§ **THE RECORDS**
....
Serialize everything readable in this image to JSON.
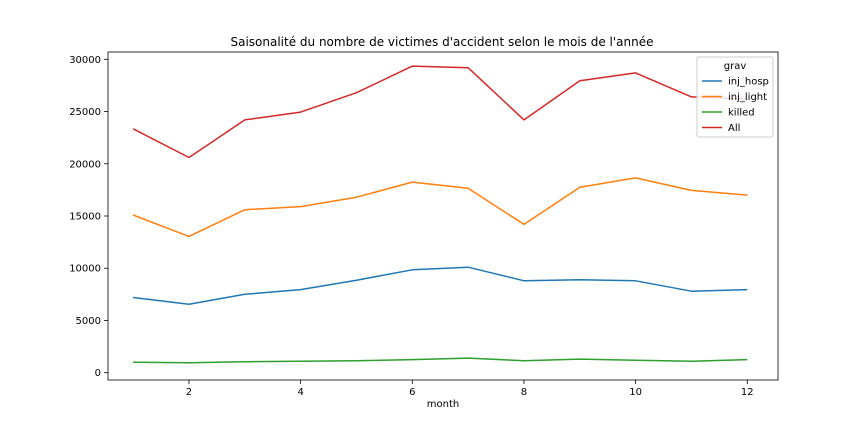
{
  "chart_data": {
    "type": "line",
    "title": "Saisonalité du nombre de victimes d'accident selon le mois de l'année",
    "xlabel": "month",
    "ylabel": "",
    "x": [
      1,
      2,
      3,
      4,
      5,
      6,
      7,
      8,
      9,
      10,
      11,
      12
    ],
    "xlim": [
      0.55,
      12.55
    ],
    "ylim": [
      -700,
      30700
    ],
    "xticks": [
      2,
      4,
      6,
      8,
      10,
      12
    ],
    "yticks": [
      0,
      5000,
      10000,
      15000,
      20000,
      25000,
      30000
    ],
    "grid": false,
    "legend": {
      "title": "grav",
      "placement": "top-right"
    },
    "series": [
      {
        "name": "inj_hosp",
        "color": "#1f77b4",
        "values": [
          7200,
          6550,
          7500,
          7950,
          8850,
          9850,
          10100,
          8800,
          8900,
          8800,
          7800,
          7950
        ]
      },
      {
        "name": "inj_light",
        "color": "#ff7f0e",
        "values": [
          15100,
          13050,
          15600,
          15900,
          16800,
          18250,
          17650,
          14200,
          17750,
          18650,
          17450,
          17000
        ]
      },
      {
        "name": "killed",
        "color": "#2ca02c",
        "values": [
          1000,
          950,
          1050,
          1100,
          1150,
          1250,
          1400,
          1150,
          1300,
          1200,
          1100,
          1250
        ]
      },
      {
        "name": "All",
        "color": "#d62728",
        "values": [
          23350,
          20600,
          24200,
          24950,
          26800,
          29350,
          29200,
          24200,
          27950,
          28700,
          26400,
          26200
        ]
      }
    ]
  }
}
....
§ **SHORT PROBLEM**
Of the lines above, how many hold the string "name"? Answer with only the number.

§ **THE RESPONSE**
4